--- begin ---
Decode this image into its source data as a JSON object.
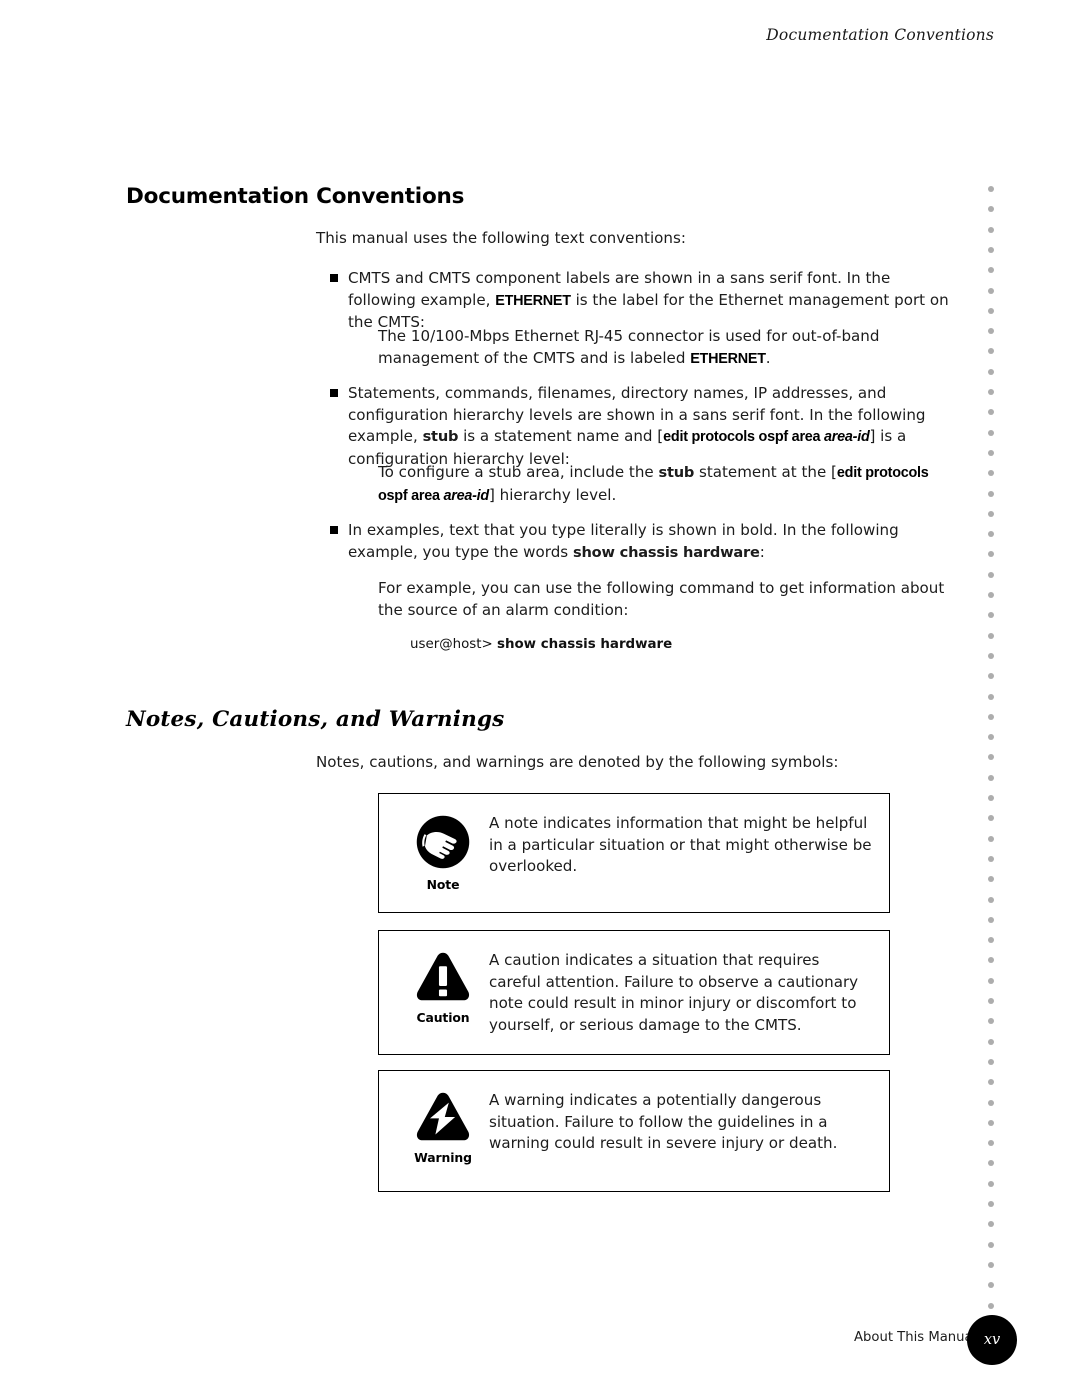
{
  "running_head": "Documentation Conventions",
  "sections": {
    "doc_conventions": {
      "title": "Documentation Conventions",
      "intro": "This manual uses the following text conventions:",
      "bullets": [
        {
          "part1": "CMTS and CMTS component labels are shown in a sans serif font. In the following example, ",
          "token1": "ETHERNET",
          "part2": " is the label for the Ethernet management port on the CMTS:",
          "nested": {
            "part1": "The 10/100-Mbps Ethernet RJ-45 connector is used for out-of-band management of the CMTS and is labeled ",
            "token1": "ETHERNET",
            "part2": "."
          }
        },
        {
          "part1": "Statements, commands, filenames, directory names, IP addresses, and configuration hierarchy levels are shown in a sans serif font. In the following example, ",
          "token1": "stub",
          "part2": " is a statement name and [",
          "token2": "edit protocols ospf area ",
          "token2_italic": "area-id",
          "part3": "] is a configuration hierarchy level:",
          "nested": {
            "part1": "To configure a stub area, include the ",
            "token1": "stub",
            "part2": " statement at the [",
            "token2": "edit protocols ospf area ",
            "token2_italic": "area-id",
            "part3": "] hierarchy level."
          }
        },
        {
          "part1": "In examples, text that you type literally is shown in bold. In the following example, you type the words ",
          "token1": "show chassis hardware",
          "part2": ":",
          "nested": {
            "part1": "For example, you can use the following command to get information about the source of an alarm condition:"
          },
          "code": {
            "prompt": "user@host> ",
            "command": "show chassis hardware"
          }
        }
      ]
    },
    "notes_cautions_warnings": {
      "title": "Notes, Cautions, and Warnings",
      "intro": "Notes, cautions, and warnings are denoted by the following symbols:",
      "boxes": [
        {
          "icon": "note-hand-icon",
          "label": "Note",
          "text": "A note indicates information that might be helpful in a particular situation or that might otherwise be overlooked."
        },
        {
          "icon": "caution-exclamation-triangle-icon",
          "label": "Caution",
          "text": "A caution indicates a situation that requires careful attention. Failure to observe a cautionary note could result in minor injury or discomfort to yourself, or serious damage to the CMTS."
        },
        {
          "icon": "warning-lightning-triangle-icon",
          "label": "Warning",
          "text": "A warning indicates a potentially dangerous situation. Failure to follow the guidelines in a warning could result in severe injury or death."
        }
      ]
    }
  },
  "footer": {
    "label": "About This Manual",
    "page_number": "xv"
  },
  "colors": {
    "text": "#1c1c1c",
    "rule": "#000000",
    "dot_rail": "#adadad",
    "badge_bg": "#000000"
  }
}
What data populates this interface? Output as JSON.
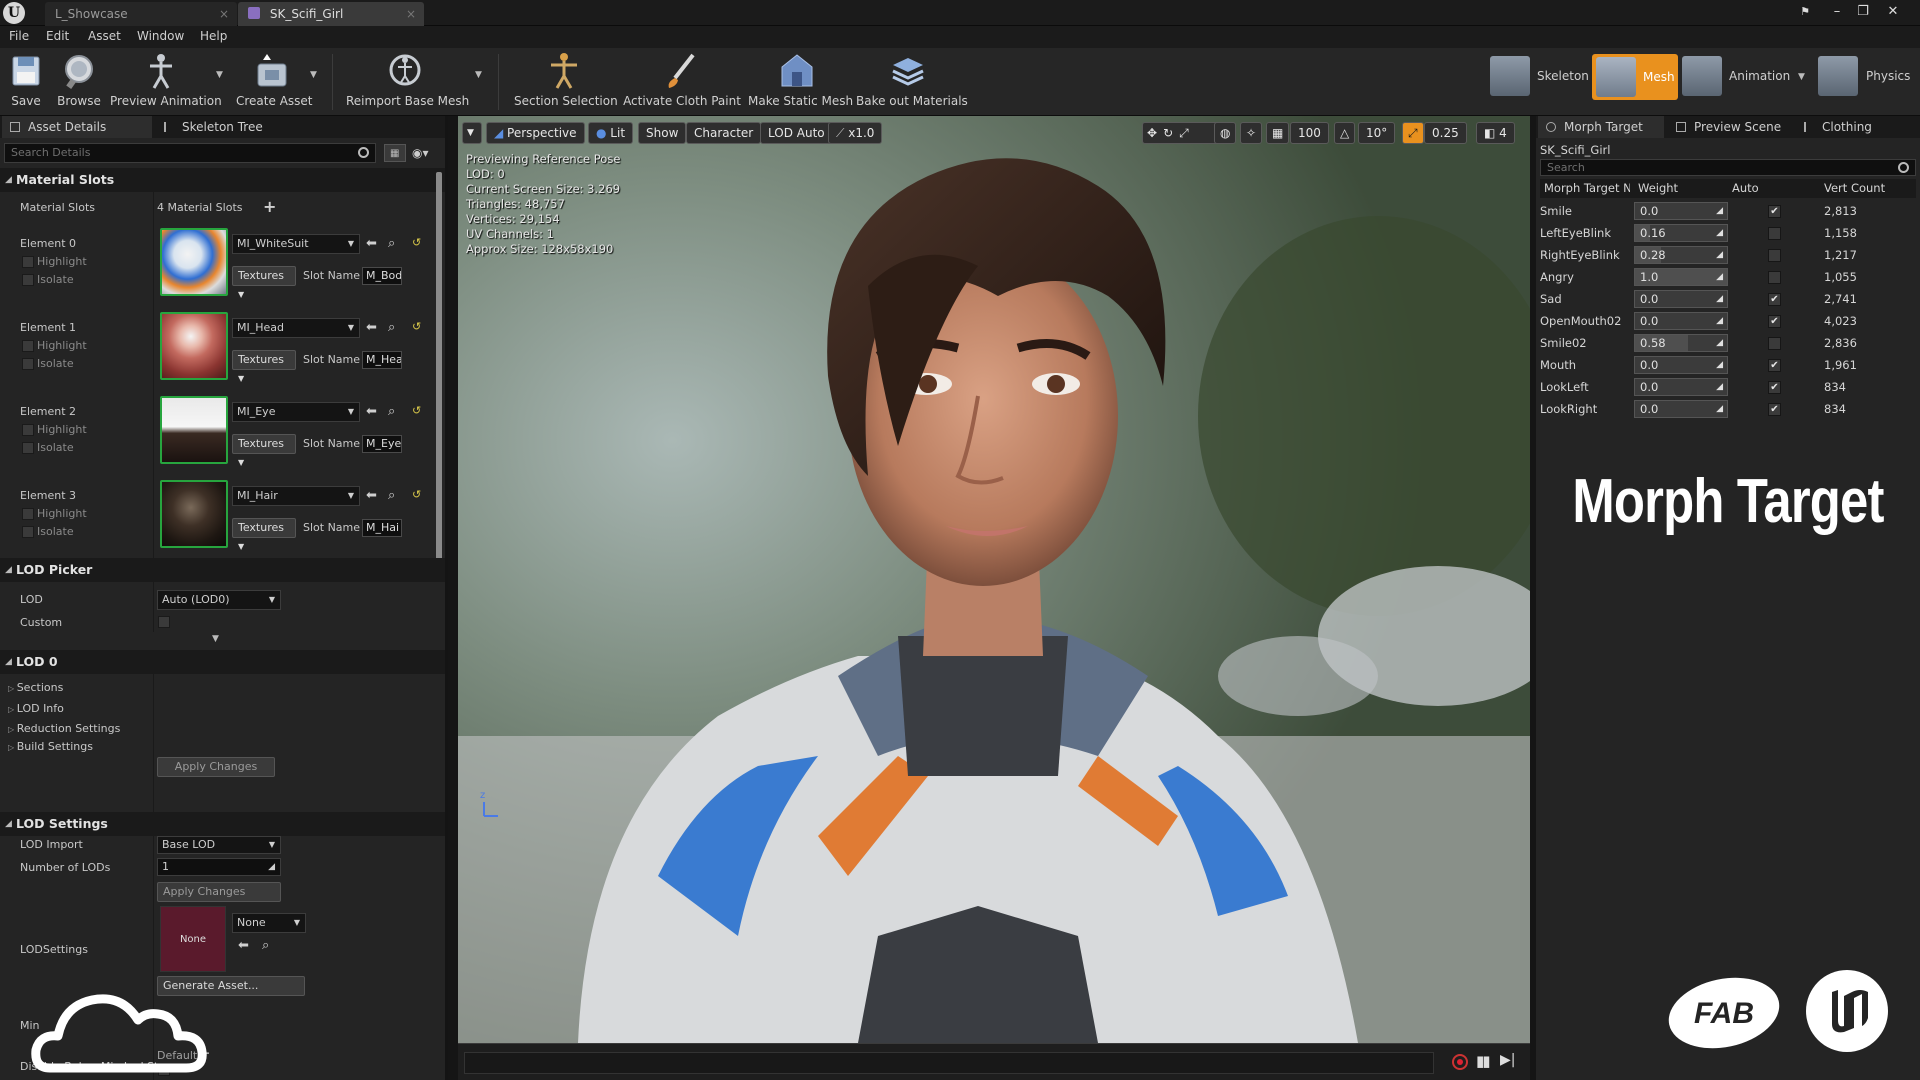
{
  "titlebar": {
    "tabs": [
      {
        "label": "L_Showcase"
      },
      {
        "label": "SK_Scifi_Girl"
      }
    ]
  },
  "menubar": {
    "items": [
      "File",
      "Edit",
      "Asset",
      "Window",
      "Help"
    ]
  },
  "toolbar": {
    "buttons": [
      {
        "label": "Save",
        "icon": "save-icon"
      },
      {
        "label": "Browse",
        "icon": "browse-icon"
      },
      {
        "label": "Preview Animation",
        "icon": "preview-animation-icon"
      },
      {
        "label": "Create Asset",
        "icon": "create-asset-icon"
      },
      {
        "label": "Reimport Base Mesh",
        "icon": "reimport-icon"
      },
      {
        "label": "Section Selection",
        "icon": "section-selection-icon"
      },
      {
        "label": "Activate Cloth Paint",
        "icon": "cloth-paint-icon"
      },
      {
        "label": "Make Static Mesh",
        "icon": "static-mesh-icon"
      },
      {
        "label": "Bake out Materials",
        "icon": "bake-materials-icon"
      }
    ],
    "modes": [
      {
        "label": "Skeleton",
        "active": false
      },
      {
        "label": "Mesh",
        "active": true
      },
      {
        "label": "Animation",
        "active": false
      },
      {
        "label": "Physics",
        "active": false
      }
    ],
    "accent": "#e9911e"
  },
  "left_panel": {
    "tabs": [
      "Asset Details",
      "Skeleton Tree"
    ],
    "search_placeholder": "Search Details",
    "material_slots": {
      "header": "Material Slots",
      "label": "Material Slots",
      "count_text": "4 Material Slots",
      "highlight_label": "Highlight",
      "isolate_label": "Isolate",
      "textures_label": "Textures",
      "slot_name_label": "Slot Name",
      "elements": [
        {
          "label": "Element 0",
          "material": "MI_WhiteSuit",
          "slot_name": "M_Bod"
        },
        {
          "label": "Element 1",
          "material": "MI_Head",
          "slot_name": "M_Hea"
        },
        {
          "label": "Element 2",
          "material": "MI_Eye",
          "slot_name": "M_Eye"
        },
        {
          "label": "Element 3",
          "material": "MI_Hair",
          "slot_name": "M_Hai"
        }
      ]
    },
    "lod_picker": {
      "header": "LOD Picker",
      "lod_label": "LOD",
      "lod_value": "Auto (LOD0)",
      "custom_label": "Custom"
    },
    "lod0": {
      "header": "LOD 0",
      "items": [
        "Sections",
        "LOD Info",
        "Reduction Settings",
        "Build Settings"
      ],
      "apply_label": "Apply Changes"
    },
    "lod_settings": {
      "header": "LOD Settings",
      "import_label": "LOD Import",
      "import_value": "Base LOD",
      "num_lods_label": "Number of LODs",
      "num_lods_value": "1",
      "apply_label": "Apply Changes",
      "lodsettings_label": "LODSettings",
      "asset_thumb_label": "None",
      "asset_value": "None",
      "generate_label": "Generate Asset...",
      "min_lod_label": "Min",
      "min_lod_default": "Default",
      "disable_label": "Disable Below Min Lod Str"
    }
  },
  "viewport": {
    "toolbar": {
      "perspective": "Perspective",
      "lit": "Lit",
      "show": "Show",
      "character": "Character",
      "lod": "LOD Auto",
      "speed": "x1.0",
      "grid": "100",
      "angle": "10°",
      "scale": "0.25",
      "camera_speed": "4"
    },
    "stats": [
      "Previewing Reference Pose",
      "LOD: 0",
      "Current Screen Size: 3.269",
      "Triangles: 48,757",
      "Vertices: 29,154",
      "UV Channels: 1",
      "Approx Size: 128x58x190"
    ]
  },
  "right_panel": {
    "tabs": [
      "Morph Target",
      "Preview Scene",
      "Clothing"
    ],
    "asset_name": "SK_Scifi_Girl",
    "search_placeholder": "Search",
    "columns": [
      "Morph Target N",
      "Weight",
      "Auto",
      "Vert Count"
    ],
    "rows": [
      {
        "name": "Smile",
        "weight": "0.0",
        "fill": 0.0,
        "auto": true,
        "verts": "2,813"
      },
      {
        "name": "LeftEyeBlink",
        "weight": "0.16",
        "fill": 0.16,
        "auto": false,
        "verts": "1,158"
      },
      {
        "name": "RightEyeBlink",
        "weight": "0.28",
        "fill": 0.28,
        "auto": false,
        "verts": "1,217"
      },
      {
        "name": "Angry",
        "weight": "1.0",
        "fill": 1.0,
        "auto": false,
        "verts": "1,055"
      },
      {
        "name": "Sad",
        "weight": "0.0",
        "fill": 0.0,
        "auto": true,
        "verts": "2,741"
      },
      {
        "name": "OpenMouth02",
        "weight": "0.0",
        "fill": 0.0,
        "auto": true,
        "verts": "4,023"
      },
      {
        "name": "Smile02",
        "weight": "0.58",
        "fill": 0.58,
        "auto": false,
        "verts": "2,836"
      },
      {
        "name": "Mouth",
        "weight": "0.0",
        "fill": 0.0,
        "auto": true,
        "verts": "1,961"
      },
      {
        "name": "LookLeft",
        "weight": "0.0",
        "fill": 0.0,
        "auto": true,
        "verts": "834"
      },
      {
        "name": "LookRight",
        "weight": "0.0",
        "fill": 0.0,
        "auto": true,
        "verts": "834"
      }
    ],
    "overlay_title": "Morph Target",
    "fab_logo_text": "FAB"
  }
}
--- end ---
EXERCISE GOAL
Without the images, write out each line of the data verbatim.

FULL ANSWER
Decode this image into its source data as a JSON object.
{
  "running_head": "Documentation Conventions",
  "sections": {
    "doc_conventions": {
      "title": "Documentation Conventions",
      "intro": "This manual uses the following text conventions:",
      "bullets": [
        {
          "part1": "CMTS and CMTS component labels are shown in a sans serif font. In the following example, ",
          "token1": "ETHERNET",
          "part2": " is the label for the Ethernet management port on the CMTS:",
          "nested": {
            "part1": "The 10/100-Mbps Ethernet RJ-45 connector is used for out-of-band management of the CMTS and is labeled ",
            "token1": "ETHERNET",
            "part2": "."
          }
        },
        {
          "part1": "Statements, commands, filenames, directory names, IP addresses, and configuration hierarchy levels are shown in a sans serif font. In the following example, ",
          "token1": "stub",
          "part2": " is a statement name and [",
          "token2": "edit protocols ospf area ",
          "token2_italic": "area-id",
          "part3": "] is a configuration hierarchy level:",
          "nested": {
            "part1": "To configure a stub area, include the ",
            "token1": "stub",
            "part2": " statement at the [",
            "token2": "edit protocols ospf area ",
            "token2_italic": "area-id",
            "part3": "] hierarchy level."
          }
        },
        {
          "part1": "In examples, text that you type literally is shown in bold. In the following example, you type the words ",
          "token1": "show chassis hardware",
          "part2": ":",
          "nested": {
            "part1": "For example, you can use the following command to get information about the source of an alarm condition:"
          },
          "code": {
            "prompt": "user@host> ",
            "command": "show chassis hardware"
          }
        }
      ]
    },
    "notes_cautions_warnings": {
      "title": "Notes, Cautions, and Warnings",
      "intro": "Notes, cautions, and warnings are denoted by the following symbols:",
      "boxes": [
        {
          "icon": "note-hand-icon",
          "label": "Note",
          "text": "A note indicates information that might be helpful in a particular situation or that might otherwise be overlooked."
        },
        {
          "icon": "caution-exclamation-triangle-icon",
          "label": "Caution",
          "text": "A caution indicates a situation that requires careful attention. Failure to observe a cautionary note could result in minor injury or discomfort to yourself, or serious damage to the CMTS."
        },
        {
          "icon": "warning-lightning-triangle-icon",
          "label": "Warning",
          "text": "A warning indicates a potentially dangerous situation. Failure to follow the guidelines in a warning could result in severe injury or death."
        }
      ]
    }
  },
  "footer": {
    "label": "About This Manual",
    "page_number": "xv"
  },
  "colors": {
    "text": "#1c1c1c",
    "rule": "#000000",
    "dot_rail": "#adadad",
    "badge_bg": "#000000"
  }
}
What data populates this interface? Output as JSON.
{
  "titlebar": {
    "tabs": [
      {
        "label": "L_Showcase"
      },
      {
        "label": "SK_Scifi_Girl"
      }
    ]
  },
  "menubar": {
    "items": [
      "File",
      "Edit",
      "Asset",
      "Window",
      "Help"
    ]
  },
  "toolbar": {
    "buttons": [
      {
        "label": "Save",
        "icon": "save-icon"
      },
      {
        "label": "Browse",
        "icon": "browse-icon"
      },
      {
        "label": "Preview Animation",
        "icon": "preview-animation-icon"
      },
      {
        "label": "Create Asset",
        "icon": "create-asset-icon"
      },
      {
        "label": "Reimport Base Mesh",
        "icon": "reimport-icon"
      },
      {
        "label": "Section Selection",
        "icon": "section-selection-icon"
      },
      {
        "label": "Activate Cloth Paint",
        "icon": "cloth-paint-icon"
      },
      {
        "label": "Make Static Mesh",
        "icon": "static-mesh-icon"
      },
      {
        "label": "Bake out Materials",
        "icon": "bake-materials-icon"
      }
    ],
    "modes": [
      {
        "label": "Skeleton",
        "active": false
      },
      {
        "label": "Mesh",
        "active": true
      },
      {
        "label": "Animation",
        "active": false
      },
      {
        "label": "Physics",
        "active": false
      }
    ],
    "accent": "#e9911e"
  },
  "left_panel": {
    "tabs": [
      "Asset Details",
      "Skeleton Tree"
    ],
    "search_placeholder": "Search Details",
    "material_slots": {
      "header": "Material Slots",
      "label": "Material Slots",
      "count_text": "4 Material Slots",
      "highlight_label": "Highlight",
      "isolate_label": "Isolate",
      "textures_label": "Textures",
      "slot_name_label": "Slot Name",
      "elements": [
        {
          "label": "Element 0",
          "material": "MI_WhiteSuit",
          "slot_name": "M_Bod"
        },
        {
          "label": "Element 1",
          "material": "MI_Head",
          "slot_name": "M_Hea"
        },
        {
          "label": "Element 2",
          "material": "MI_Eye",
          "slot_name": "M_Eye"
        },
        {
          "label": "Element 3",
          "material": "MI_Hair",
          "slot_name": "M_Hai"
        }
      ]
    },
    "lod_picker": {
      "header": "LOD Picker",
      "lod_label": "LOD",
      "lod_value": "Auto (LOD0)",
      "custom_label": "Custom"
    },
    "lod0": {
      "header": "LOD 0",
      "items": [
        "Sections",
        "LOD Info",
        "Reduction Settings",
        "Build Settings"
      ],
      "apply_label": "Apply Changes"
    },
    "lod_settings": {
      "header": "LOD Settings",
      "import_label": "LOD Import",
      "import_value": "Base LOD",
      "num_lods_label": "Number of LODs",
      "num_lods_value": "1",
      "apply_label": "Apply Changes",
      "lodsettings_label": "LODSettings",
      "asset_thumb_label": "None",
      "asset_value": "None",
      "generate_label": "Generate Asset...",
      "min_lod_label": "Min",
      "min_lod_default": "Default",
      "disable_label": "Disable Below Min Lod Str"
    }
  },
  "viewport": {
    "toolbar": {
      "perspective": "Perspective",
      "lit": "Lit",
      "show": "Show",
      "character": "Character",
      "lod": "LOD Auto",
      "speed": "x1.0",
      "grid": "100",
      "angle": "10°",
      "scale": "0.25",
      "camera_speed": "4"
    },
    "stats": [
      "Previewing Reference Pose",
      "LOD: 0",
      "Current Screen Size: 3.269",
      "Triangles: 48,757",
      "Vertices: 29,154",
      "UV Channels: 1",
      "Approx Size: 128x58x190"
    ]
  },
  "right_panel": {
    "tabs": [
      "Morph Target",
      "Preview Scene",
      "Clothing"
    ],
    "asset_name": "SK_Scifi_Girl",
    "search_placeholder": "Search",
    "columns": [
      "Morph Target N",
      "Weight",
      "Auto",
      "Vert Count"
    ],
    "rows": [
      {
        "name": "Smile",
        "weight": "0.0",
        "fill": 0.0,
        "auto": true,
        "verts": "2,813"
      },
      {
        "name": "LeftEyeBlink",
        "weight": "0.16",
        "fill": 0.16,
        "auto": false,
        "verts": "1,158"
      },
      {
        "name": "RightEyeBlink",
        "weight": "0.28",
        "fill": 0.28,
        "auto": false,
        "verts": "1,217"
      },
      {
        "name": "Angry",
        "weight": "1.0",
        "fill": 1.0,
        "auto": false,
        "verts": "1,055"
      },
      {
        "name": "Sad",
        "weight": "0.0",
        "fill": 0.0,
        "auto": true,
        "verts": "2,741"
      },
      {
        "name": "OpenMouth02",
        "weight": "0.0",
        "fill": 0.0,
        "auto": true,
        "verts": "4,023"
      },
      {
        "name": "Smile02",
        "weight": "0.58",
        "fill": 0.58,
        "auto": false,
        "verts": "2,836"
      },
      {
        "name": "Mouth",
        "weight": "0.0",
        "fill": 0.0,
        "auto": true,
        "verts": "1,961"
      },
      {
        "name": "LookLeft",
        "weight": "0.0",
        "fill": 0.0,
        "auto": true,
        "verts": "834"
      },
      {
        "name": "LookRight",
        "weight": "0.0",
        "fill": 0.0,
        "auto": true,
        "verts": "834"
      }
    ],
    "overlay_title": "Morph Target",
    "fab_logo_text": "FAB"
  }
}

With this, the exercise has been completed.